> _Written exercise_
In the listing below, pick out lines with "JSON".

begin Records provided

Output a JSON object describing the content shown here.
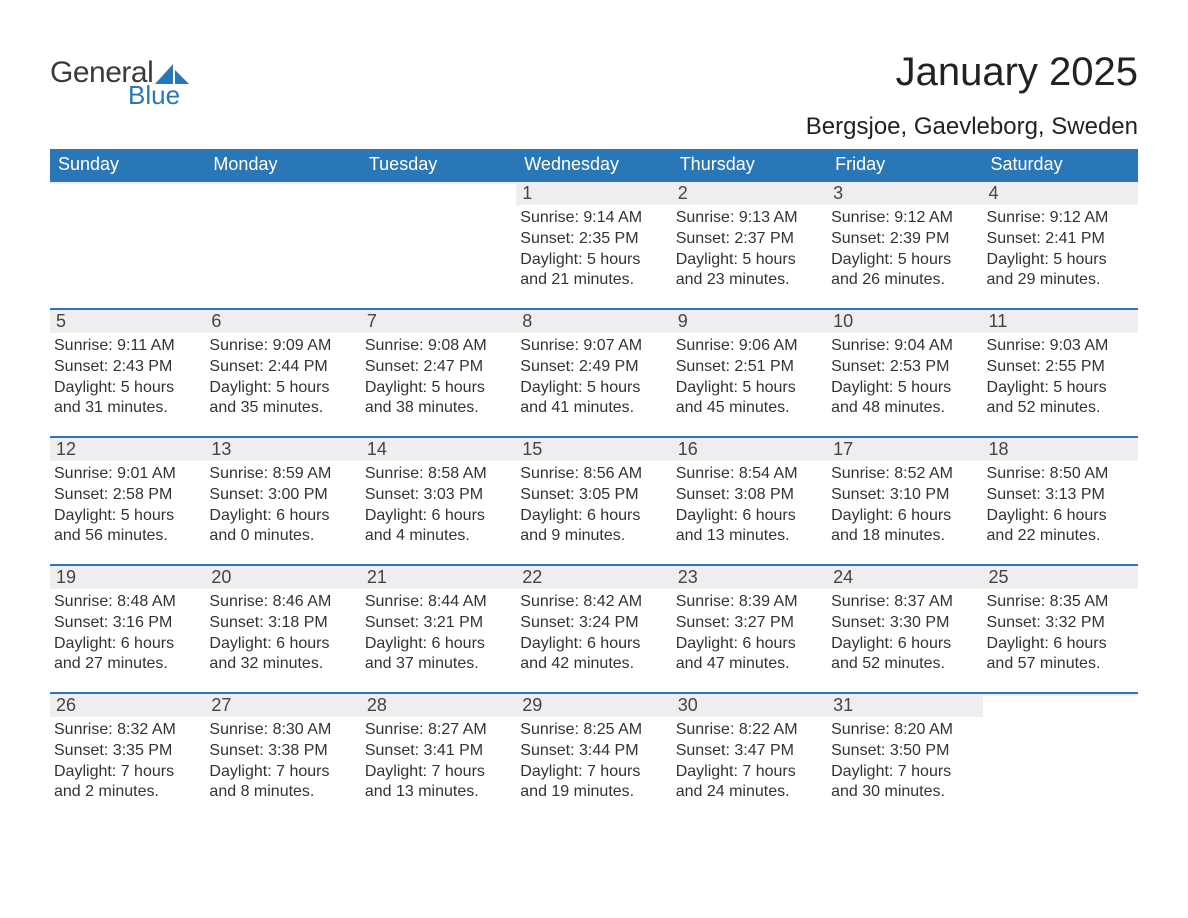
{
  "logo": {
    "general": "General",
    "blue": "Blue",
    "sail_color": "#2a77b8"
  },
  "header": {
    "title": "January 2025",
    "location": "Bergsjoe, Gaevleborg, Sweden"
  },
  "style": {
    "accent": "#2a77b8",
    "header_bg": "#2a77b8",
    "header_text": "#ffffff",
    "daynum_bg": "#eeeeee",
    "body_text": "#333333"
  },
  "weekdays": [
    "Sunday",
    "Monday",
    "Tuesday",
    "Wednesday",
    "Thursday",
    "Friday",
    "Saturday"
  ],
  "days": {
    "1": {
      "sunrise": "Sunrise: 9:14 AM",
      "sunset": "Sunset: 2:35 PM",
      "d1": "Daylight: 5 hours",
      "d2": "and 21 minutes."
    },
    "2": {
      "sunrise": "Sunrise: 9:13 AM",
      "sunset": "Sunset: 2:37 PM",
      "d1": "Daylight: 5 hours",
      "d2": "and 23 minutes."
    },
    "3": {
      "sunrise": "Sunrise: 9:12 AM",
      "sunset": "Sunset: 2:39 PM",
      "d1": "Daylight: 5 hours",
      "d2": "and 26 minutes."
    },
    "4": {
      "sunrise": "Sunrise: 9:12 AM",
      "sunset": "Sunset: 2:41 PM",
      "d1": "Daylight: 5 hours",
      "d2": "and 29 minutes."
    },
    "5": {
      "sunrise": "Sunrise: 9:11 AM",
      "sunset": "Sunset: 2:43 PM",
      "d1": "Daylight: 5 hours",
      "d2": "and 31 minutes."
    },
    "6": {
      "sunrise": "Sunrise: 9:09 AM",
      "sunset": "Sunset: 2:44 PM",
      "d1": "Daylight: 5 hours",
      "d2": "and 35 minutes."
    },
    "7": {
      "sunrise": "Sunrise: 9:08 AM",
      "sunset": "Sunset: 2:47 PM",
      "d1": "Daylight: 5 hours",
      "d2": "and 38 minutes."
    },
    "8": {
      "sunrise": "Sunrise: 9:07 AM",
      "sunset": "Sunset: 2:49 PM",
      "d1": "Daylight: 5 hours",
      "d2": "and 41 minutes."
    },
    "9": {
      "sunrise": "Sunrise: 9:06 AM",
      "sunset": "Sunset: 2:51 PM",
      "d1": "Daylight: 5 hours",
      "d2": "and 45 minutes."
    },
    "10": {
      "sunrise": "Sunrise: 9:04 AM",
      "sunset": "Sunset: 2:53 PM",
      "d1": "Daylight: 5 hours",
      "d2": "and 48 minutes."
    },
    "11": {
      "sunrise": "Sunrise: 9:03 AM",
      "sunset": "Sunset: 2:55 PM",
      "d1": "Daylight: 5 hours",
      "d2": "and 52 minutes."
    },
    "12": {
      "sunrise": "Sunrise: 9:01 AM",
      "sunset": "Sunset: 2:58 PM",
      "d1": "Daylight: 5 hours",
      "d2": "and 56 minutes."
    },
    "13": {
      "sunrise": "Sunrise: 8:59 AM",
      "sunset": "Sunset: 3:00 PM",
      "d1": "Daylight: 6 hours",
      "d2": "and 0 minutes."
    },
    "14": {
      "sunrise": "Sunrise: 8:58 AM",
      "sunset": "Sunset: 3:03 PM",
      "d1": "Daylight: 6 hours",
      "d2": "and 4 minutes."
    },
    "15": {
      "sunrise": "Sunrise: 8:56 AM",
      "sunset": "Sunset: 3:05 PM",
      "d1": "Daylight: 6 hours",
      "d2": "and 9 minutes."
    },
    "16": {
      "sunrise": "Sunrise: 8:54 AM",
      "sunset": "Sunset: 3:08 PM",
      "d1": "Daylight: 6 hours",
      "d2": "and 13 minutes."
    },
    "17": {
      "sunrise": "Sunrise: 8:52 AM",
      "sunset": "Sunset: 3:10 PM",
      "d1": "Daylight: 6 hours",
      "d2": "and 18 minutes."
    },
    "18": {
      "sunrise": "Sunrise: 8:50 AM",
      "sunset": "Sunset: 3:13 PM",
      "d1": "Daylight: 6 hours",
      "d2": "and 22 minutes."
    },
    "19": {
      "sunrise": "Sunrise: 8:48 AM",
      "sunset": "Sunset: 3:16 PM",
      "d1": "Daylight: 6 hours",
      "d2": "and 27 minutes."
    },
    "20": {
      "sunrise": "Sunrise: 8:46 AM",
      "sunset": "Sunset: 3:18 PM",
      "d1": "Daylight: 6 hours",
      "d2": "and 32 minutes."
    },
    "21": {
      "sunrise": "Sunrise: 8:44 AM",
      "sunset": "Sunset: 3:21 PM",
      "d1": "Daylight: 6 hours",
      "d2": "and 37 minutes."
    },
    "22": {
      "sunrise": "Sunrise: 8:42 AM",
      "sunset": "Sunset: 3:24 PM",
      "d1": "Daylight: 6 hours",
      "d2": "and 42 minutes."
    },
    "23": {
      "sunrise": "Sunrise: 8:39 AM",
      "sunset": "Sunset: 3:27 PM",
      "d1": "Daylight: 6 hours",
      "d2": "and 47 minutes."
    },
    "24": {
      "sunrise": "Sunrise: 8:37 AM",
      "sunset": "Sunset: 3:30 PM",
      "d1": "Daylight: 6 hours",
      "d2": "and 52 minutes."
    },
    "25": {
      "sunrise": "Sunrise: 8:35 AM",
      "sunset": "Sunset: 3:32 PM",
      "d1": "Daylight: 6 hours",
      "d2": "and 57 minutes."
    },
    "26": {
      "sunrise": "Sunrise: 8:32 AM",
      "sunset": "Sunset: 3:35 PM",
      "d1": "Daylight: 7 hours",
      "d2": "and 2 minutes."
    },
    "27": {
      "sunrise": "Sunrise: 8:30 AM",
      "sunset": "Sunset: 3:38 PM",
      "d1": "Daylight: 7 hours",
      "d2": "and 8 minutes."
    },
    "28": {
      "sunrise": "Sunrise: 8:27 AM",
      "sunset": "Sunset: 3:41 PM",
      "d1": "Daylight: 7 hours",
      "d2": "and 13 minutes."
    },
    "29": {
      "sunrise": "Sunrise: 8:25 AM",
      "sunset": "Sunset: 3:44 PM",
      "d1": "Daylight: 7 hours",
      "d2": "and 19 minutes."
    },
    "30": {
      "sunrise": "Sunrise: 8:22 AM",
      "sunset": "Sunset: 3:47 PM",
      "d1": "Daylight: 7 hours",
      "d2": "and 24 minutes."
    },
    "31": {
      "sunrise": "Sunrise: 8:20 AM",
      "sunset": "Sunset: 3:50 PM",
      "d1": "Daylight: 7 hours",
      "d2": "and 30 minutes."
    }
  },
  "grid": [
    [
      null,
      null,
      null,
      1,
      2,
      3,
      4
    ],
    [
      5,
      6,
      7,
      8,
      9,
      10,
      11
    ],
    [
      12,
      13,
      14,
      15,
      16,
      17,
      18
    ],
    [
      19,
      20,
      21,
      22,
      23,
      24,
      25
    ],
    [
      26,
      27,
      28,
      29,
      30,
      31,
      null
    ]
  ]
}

end Records provided
begin Records provided

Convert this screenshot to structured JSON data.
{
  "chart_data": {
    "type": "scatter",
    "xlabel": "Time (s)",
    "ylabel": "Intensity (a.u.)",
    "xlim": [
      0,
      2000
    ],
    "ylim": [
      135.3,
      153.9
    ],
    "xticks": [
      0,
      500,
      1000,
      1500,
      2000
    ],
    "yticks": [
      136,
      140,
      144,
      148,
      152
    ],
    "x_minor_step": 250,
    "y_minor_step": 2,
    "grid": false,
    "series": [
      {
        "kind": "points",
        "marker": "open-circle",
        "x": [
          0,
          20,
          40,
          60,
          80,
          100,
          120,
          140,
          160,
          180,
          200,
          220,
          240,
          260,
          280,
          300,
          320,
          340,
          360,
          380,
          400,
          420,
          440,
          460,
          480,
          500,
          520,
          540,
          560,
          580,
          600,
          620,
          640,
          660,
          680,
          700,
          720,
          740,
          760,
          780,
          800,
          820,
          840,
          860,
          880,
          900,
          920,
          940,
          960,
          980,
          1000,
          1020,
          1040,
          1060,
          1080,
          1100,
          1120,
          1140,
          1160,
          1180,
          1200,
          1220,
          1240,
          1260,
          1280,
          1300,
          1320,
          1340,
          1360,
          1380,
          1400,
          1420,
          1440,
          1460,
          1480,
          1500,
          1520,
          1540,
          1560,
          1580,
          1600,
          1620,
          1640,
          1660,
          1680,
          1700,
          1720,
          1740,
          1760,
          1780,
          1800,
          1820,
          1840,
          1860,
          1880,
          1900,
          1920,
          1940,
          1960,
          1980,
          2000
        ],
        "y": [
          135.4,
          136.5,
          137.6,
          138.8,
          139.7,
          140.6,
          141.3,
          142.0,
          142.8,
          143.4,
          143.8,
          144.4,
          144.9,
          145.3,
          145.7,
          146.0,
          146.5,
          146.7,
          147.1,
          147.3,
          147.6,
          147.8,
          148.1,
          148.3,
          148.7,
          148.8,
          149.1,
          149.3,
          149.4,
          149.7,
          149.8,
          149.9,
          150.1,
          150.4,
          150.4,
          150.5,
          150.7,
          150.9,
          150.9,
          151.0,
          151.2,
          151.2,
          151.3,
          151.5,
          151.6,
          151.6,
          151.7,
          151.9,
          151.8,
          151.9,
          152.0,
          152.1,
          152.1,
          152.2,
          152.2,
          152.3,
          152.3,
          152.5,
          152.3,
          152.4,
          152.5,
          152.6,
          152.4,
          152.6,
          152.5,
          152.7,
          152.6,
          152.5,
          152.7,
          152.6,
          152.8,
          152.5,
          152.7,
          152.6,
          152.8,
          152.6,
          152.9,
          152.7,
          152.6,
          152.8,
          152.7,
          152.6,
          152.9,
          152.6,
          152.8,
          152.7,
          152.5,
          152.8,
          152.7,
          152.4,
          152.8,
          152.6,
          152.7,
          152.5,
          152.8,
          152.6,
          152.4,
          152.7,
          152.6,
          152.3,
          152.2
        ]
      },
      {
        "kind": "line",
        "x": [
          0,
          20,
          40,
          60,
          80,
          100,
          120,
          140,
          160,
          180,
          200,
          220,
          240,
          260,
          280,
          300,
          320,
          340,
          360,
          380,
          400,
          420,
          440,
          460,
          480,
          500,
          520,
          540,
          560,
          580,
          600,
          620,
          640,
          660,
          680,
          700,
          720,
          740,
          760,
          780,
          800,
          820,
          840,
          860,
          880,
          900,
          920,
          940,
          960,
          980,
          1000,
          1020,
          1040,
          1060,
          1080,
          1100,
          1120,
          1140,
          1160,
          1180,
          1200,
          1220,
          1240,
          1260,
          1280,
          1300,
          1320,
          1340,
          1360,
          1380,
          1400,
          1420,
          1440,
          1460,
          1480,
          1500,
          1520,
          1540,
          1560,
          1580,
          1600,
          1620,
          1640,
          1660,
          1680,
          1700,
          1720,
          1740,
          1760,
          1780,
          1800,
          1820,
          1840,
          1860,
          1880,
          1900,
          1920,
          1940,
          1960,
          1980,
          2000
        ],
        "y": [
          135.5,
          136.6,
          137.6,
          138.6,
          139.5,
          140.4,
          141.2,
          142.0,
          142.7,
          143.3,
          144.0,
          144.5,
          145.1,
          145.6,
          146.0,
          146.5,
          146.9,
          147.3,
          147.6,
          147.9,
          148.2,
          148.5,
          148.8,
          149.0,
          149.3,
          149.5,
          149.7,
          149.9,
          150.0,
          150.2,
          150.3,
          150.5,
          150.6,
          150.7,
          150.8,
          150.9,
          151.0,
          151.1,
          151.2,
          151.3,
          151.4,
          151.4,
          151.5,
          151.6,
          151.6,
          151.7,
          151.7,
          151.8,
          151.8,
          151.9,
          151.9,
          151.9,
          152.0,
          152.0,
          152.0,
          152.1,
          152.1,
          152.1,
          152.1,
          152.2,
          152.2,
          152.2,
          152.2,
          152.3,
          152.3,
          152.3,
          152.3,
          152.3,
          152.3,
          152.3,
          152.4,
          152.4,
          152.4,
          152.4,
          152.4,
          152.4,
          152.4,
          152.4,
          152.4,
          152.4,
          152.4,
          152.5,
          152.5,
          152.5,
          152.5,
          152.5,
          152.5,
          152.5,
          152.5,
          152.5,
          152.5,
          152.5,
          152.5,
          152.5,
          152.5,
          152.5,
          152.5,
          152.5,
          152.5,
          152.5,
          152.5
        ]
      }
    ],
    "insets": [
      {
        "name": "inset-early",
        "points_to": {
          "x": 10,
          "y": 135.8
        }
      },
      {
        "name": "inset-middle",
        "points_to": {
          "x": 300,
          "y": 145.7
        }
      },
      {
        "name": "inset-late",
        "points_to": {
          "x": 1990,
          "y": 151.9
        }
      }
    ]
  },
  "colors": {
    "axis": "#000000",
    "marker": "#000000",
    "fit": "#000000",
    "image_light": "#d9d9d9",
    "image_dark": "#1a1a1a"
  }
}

end Records provided
begin Records provided

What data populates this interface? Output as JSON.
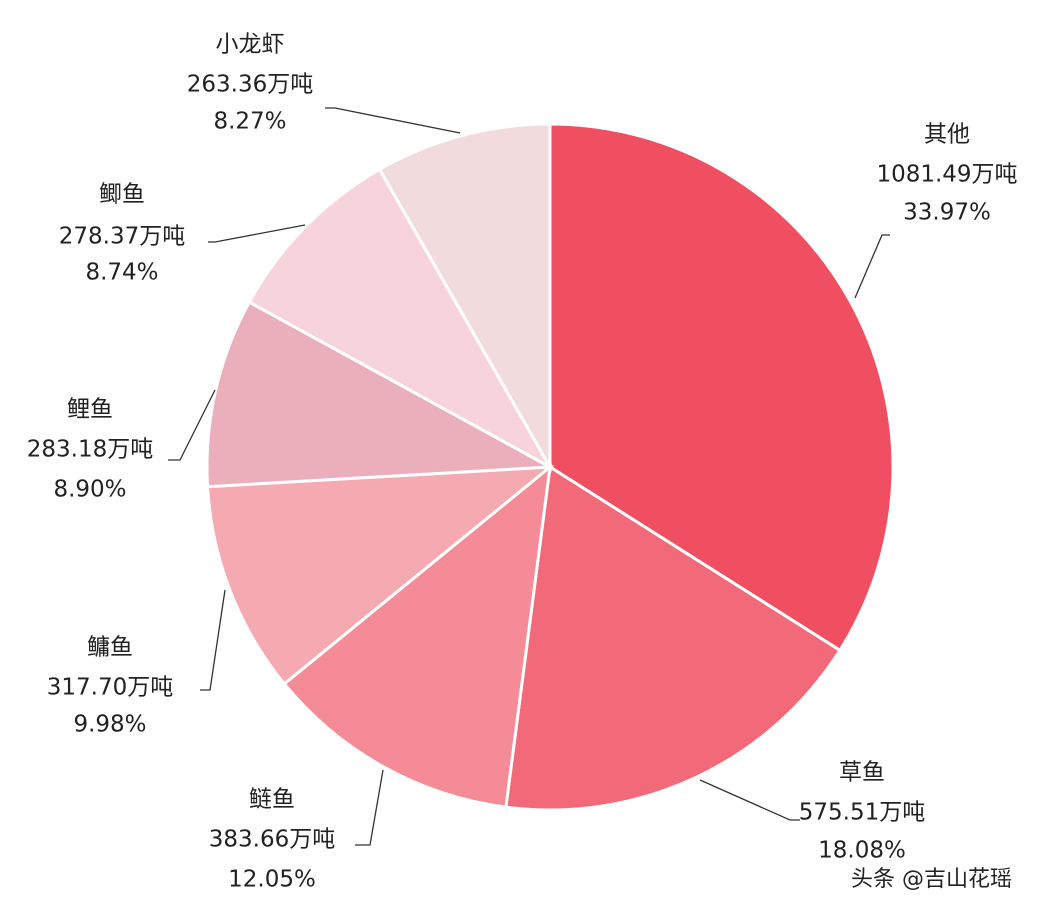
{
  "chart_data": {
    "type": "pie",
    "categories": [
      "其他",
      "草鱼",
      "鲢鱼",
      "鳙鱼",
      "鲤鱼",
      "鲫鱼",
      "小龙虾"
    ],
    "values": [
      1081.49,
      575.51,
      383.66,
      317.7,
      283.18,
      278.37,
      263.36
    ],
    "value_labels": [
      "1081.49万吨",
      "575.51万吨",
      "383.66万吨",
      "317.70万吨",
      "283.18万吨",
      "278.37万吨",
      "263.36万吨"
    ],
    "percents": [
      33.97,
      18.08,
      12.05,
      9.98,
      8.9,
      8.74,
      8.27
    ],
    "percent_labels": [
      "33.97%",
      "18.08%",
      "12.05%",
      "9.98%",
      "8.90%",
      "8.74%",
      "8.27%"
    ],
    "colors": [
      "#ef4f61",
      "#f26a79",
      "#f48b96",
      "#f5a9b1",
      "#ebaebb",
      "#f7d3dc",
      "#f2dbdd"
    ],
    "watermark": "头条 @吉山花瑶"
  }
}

end Records provided

> _Exercise answer_
Output a JSON object describing the content shown here.
Convert this screenshot to structured JSON data.
What data populates this interface? Output as JSON.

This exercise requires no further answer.